Go through the records and extract every line with the word "übermitteln".

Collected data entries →
____

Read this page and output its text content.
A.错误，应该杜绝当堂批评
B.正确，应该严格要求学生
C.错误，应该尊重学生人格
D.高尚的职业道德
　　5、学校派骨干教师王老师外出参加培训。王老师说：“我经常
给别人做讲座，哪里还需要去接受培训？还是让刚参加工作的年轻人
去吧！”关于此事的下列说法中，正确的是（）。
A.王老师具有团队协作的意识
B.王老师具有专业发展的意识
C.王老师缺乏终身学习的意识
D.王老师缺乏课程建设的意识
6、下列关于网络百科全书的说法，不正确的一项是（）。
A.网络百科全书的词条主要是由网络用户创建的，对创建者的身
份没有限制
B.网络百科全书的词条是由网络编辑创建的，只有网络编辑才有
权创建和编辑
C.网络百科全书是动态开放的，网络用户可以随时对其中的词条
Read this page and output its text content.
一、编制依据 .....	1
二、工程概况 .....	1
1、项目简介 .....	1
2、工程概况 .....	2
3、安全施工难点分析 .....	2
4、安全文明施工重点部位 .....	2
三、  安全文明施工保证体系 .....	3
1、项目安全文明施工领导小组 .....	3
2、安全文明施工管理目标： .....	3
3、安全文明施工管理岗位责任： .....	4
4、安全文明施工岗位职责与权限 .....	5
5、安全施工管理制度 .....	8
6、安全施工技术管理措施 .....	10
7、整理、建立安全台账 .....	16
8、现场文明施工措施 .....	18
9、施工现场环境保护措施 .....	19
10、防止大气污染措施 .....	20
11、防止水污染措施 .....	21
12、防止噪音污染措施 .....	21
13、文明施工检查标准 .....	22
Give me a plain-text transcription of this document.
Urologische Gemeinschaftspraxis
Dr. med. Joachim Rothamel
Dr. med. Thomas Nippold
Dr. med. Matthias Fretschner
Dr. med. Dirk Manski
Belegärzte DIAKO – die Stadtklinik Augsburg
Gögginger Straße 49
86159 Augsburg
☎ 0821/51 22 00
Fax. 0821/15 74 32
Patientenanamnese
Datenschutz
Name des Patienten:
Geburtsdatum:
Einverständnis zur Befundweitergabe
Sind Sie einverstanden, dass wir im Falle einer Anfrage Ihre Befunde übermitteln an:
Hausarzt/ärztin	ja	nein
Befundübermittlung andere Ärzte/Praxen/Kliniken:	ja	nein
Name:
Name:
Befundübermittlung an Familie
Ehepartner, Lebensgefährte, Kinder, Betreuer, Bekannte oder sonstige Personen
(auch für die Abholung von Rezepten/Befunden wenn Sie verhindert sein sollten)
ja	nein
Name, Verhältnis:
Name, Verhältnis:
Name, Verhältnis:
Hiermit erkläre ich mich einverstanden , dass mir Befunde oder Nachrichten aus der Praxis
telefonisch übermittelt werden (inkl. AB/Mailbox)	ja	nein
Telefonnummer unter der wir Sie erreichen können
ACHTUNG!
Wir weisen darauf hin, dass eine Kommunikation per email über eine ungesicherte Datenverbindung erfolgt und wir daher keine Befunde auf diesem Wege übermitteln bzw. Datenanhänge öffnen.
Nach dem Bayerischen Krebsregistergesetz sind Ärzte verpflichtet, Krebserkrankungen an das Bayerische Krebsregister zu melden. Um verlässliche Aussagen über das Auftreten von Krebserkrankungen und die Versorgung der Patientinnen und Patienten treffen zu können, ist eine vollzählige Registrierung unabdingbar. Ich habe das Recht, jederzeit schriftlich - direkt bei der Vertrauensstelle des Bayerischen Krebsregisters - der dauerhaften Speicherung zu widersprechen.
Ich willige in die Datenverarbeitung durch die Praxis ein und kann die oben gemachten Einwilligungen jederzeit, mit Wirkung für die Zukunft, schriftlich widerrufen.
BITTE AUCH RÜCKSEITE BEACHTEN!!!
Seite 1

____

OUTPUT OF THE TASK →
Sind Sie einverstanden, dass wir im Falle einer Anfrage Ihre Befunde übermitteln an:
Wir weisen darauf hin, dass eine Kommunikation per email über eine ungesicherte Datenverbindung erfolgt und wir daher keine Befunde auf diesem Wege übermitteln bzw. Datenanhänge öffnen.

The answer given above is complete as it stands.